Rows from a dataset
######
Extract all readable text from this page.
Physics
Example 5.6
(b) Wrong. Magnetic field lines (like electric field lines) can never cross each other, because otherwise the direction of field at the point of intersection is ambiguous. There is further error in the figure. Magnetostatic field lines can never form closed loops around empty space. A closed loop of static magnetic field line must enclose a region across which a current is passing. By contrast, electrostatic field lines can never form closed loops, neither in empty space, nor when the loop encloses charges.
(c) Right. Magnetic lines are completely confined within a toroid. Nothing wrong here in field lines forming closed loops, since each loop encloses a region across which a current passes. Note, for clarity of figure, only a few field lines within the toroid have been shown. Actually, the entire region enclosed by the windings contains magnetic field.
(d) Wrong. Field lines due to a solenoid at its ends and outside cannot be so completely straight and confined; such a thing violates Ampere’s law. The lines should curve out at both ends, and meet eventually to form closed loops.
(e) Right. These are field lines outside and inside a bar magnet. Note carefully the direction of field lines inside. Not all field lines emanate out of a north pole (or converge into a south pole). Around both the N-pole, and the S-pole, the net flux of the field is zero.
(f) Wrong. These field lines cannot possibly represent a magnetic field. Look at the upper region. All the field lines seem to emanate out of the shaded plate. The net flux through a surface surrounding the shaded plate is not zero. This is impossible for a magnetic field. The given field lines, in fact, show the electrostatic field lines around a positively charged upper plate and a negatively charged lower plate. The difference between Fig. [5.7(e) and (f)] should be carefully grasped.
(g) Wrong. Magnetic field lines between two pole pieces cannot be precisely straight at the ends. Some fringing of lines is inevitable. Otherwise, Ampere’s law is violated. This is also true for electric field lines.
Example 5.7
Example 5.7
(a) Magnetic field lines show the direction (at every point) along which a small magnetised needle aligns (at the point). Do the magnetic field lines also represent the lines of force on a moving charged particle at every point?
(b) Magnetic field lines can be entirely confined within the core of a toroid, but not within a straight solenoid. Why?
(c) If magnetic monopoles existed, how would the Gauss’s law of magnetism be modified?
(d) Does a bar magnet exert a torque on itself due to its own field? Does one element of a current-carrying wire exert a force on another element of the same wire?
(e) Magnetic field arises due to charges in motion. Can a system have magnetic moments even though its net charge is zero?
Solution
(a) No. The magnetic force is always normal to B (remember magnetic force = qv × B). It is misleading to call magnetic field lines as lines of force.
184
######
-- REQUIRED TASK --
Reproduce the material verbatim, line by line.

-- FINAL RESULT --
Extract all readable text from this page.
Physics
Example 5.6
(b) Wrong. Magnetic field lines (like electric field lines) can never cross each other, because otherwise the direction of field at the point of intersection is ambiguous. There is further error in the figure. Magnetostatic field lines can never form closed loops around empty space. A closed loop of static magnetic field line must enclose a region across which a current is passing. By contrast, electrostatic field lines can never form closed loops, neither in empty space, nor when the loop encloses charges.
(c) Right. Magnetic lines are completely confined within a toroid. Nothing wrong here in field lines forming closed loops, since each loop encloses a region across which a current passes. Note, for clarity of figure, only a few field lines within the toroid have been shown. Actually, the entire region enclosed by the windings contains magnetic field.
(d) Wrong. Field lines due to a solenoid at its ends and outside cannot be so completely straight and confined; such a thing violates Ampere’s law. The lines should curve out at both ends, and meet eventually to form closed loops.
(e) Right. These are field lines outside and inside a bar magnet. Note carefully the direction of field lines inside. Not all field lines emanate out of a north pole (or converge into a south pole). Around both the N-pole, and the S-pole, the net flux of the field is zero.
(f) Wrong. These field lines cannot possibly represent a magnetic field. Look at the upper region. All the field lines seem to emanate out of the shaded plate. The net flux through a surface surrounding the shaded plate is not zero. This is impossible for a magnetic field. The given field lines, in fact, show the electrostatic field lines around a positively charged upper plate and a negatively charged lower plate. The difference between Fig. [5.7(e) and (f)] should be carefully grasped.
(g) Wrong. Magnetic field lines between two pole pieces cannot be precisely straight at the ends. Some fringing of lines is inevitable. Otherwise, Ampere’s law is violated. This is also true for electric field lines.
Example 5.7
Example 5.7
(a) Magnetic field lines show the direction (at every point) along which a small magnetised needle aligns (at the point). Do the magnetic field lines also represent the lines of force on a moving charged particle at every point?
(b) Magnetic field lines can be entirely confined within the core of a toroid, but not within a straight solenoid. Why?
(c) If magnetic monopoles existed, how would the Gauss’s law of magnetism be modified?
(d) Does a bar magnet exert a torque on itself due to its own field? Does one element of a current-carrying wire exert a force on another element of the same wire?
(e) Magnetic field arises due to charges in motion. Can a system have magnetic moments even though its net charge is zero?
Solution
(a) No. The magnetic force is always normal to B (remember magnetic force = qv × B). It is misleading to call magnetic field lines as lines of force.
184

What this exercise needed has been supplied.